Short exercise = Show only lines that include "prato".
## start Given data
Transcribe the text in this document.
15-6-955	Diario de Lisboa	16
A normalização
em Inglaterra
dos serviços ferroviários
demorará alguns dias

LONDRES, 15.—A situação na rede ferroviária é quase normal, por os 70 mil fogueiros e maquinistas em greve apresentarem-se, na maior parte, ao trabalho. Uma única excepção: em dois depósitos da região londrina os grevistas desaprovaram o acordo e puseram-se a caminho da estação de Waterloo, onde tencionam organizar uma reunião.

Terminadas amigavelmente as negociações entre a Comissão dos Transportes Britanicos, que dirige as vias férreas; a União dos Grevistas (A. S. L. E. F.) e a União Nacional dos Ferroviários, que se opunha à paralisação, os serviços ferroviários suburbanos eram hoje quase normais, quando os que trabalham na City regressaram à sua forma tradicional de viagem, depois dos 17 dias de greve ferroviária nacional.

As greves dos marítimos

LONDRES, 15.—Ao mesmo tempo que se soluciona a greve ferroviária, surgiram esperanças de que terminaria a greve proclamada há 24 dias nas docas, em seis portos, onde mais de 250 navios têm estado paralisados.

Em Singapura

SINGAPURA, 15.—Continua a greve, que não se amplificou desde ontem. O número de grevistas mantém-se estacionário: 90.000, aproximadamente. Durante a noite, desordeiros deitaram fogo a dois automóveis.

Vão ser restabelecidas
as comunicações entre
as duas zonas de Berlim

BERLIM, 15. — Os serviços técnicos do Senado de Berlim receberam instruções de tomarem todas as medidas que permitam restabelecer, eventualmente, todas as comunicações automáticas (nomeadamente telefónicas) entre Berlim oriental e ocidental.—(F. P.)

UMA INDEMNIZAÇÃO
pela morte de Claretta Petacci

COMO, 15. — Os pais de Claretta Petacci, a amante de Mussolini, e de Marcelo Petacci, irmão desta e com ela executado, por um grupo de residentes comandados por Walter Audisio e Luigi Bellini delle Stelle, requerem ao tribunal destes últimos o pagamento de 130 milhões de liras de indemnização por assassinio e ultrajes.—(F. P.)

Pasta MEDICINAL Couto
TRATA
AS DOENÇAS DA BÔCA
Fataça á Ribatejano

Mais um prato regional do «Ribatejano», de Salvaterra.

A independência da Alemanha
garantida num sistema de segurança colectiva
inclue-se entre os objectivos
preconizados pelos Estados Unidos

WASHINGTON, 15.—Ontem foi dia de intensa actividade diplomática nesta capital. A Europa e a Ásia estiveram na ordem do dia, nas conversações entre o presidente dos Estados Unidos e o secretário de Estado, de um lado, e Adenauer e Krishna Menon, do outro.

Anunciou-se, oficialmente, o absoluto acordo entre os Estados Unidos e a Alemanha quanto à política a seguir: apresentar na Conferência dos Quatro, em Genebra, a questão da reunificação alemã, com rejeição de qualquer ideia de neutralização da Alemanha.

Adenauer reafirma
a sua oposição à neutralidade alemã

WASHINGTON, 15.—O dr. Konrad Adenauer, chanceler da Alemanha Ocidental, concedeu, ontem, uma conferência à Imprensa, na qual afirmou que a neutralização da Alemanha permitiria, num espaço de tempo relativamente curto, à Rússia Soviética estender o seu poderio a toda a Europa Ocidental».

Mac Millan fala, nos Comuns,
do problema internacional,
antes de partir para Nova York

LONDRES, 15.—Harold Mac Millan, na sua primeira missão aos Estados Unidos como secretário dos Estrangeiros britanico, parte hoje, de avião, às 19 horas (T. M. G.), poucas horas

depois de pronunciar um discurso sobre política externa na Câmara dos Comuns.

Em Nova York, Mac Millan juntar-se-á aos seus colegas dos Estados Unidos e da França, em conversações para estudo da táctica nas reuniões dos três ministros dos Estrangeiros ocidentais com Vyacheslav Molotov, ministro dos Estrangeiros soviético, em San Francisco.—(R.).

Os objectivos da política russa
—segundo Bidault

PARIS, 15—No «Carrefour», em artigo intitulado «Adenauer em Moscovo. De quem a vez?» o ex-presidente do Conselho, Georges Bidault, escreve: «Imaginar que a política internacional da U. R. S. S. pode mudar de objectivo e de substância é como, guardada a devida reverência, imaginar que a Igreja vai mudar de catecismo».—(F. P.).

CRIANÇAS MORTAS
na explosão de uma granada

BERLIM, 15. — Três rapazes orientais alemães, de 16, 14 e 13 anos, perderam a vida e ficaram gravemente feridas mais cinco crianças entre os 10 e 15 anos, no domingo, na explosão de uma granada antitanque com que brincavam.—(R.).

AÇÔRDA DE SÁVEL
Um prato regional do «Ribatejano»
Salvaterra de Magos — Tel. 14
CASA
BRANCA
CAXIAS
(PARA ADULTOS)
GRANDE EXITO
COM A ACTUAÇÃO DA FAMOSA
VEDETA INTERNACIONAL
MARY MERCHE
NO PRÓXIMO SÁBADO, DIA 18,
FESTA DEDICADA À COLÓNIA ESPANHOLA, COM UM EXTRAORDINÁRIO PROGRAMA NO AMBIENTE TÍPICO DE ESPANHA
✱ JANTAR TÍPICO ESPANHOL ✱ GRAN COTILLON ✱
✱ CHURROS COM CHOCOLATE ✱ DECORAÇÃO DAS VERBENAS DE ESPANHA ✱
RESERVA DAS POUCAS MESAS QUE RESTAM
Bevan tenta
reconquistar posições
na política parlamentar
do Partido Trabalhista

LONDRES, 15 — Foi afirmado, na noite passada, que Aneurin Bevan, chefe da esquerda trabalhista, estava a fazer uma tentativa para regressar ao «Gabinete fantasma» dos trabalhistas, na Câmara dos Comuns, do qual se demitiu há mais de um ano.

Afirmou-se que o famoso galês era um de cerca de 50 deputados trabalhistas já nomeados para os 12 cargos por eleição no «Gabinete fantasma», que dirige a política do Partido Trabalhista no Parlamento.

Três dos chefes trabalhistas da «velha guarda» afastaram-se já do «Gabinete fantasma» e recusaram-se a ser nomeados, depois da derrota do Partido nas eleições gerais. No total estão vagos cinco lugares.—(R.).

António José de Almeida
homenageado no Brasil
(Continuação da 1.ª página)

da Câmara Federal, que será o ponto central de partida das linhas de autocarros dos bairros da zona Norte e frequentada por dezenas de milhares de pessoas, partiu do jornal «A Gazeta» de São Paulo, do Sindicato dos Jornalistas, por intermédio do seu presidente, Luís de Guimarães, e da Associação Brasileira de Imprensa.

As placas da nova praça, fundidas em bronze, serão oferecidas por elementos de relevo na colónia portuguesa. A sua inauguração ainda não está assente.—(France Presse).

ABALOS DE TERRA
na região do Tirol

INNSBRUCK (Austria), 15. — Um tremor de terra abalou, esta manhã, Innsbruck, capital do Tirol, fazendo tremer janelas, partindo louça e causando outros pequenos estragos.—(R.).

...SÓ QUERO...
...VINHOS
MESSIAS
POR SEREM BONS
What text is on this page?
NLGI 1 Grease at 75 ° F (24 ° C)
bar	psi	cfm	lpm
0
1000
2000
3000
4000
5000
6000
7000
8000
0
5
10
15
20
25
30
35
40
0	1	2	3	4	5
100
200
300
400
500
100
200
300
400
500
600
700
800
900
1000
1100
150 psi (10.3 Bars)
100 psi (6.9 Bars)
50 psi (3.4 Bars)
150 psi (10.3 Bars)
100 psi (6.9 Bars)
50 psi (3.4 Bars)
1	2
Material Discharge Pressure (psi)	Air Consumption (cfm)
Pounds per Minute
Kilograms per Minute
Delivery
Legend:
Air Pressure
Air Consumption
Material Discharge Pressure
## end Given data
Reply =
Mais um prato regional do «Ribatejano», de Salvaterra.
Um prato regional do «Ribatejano»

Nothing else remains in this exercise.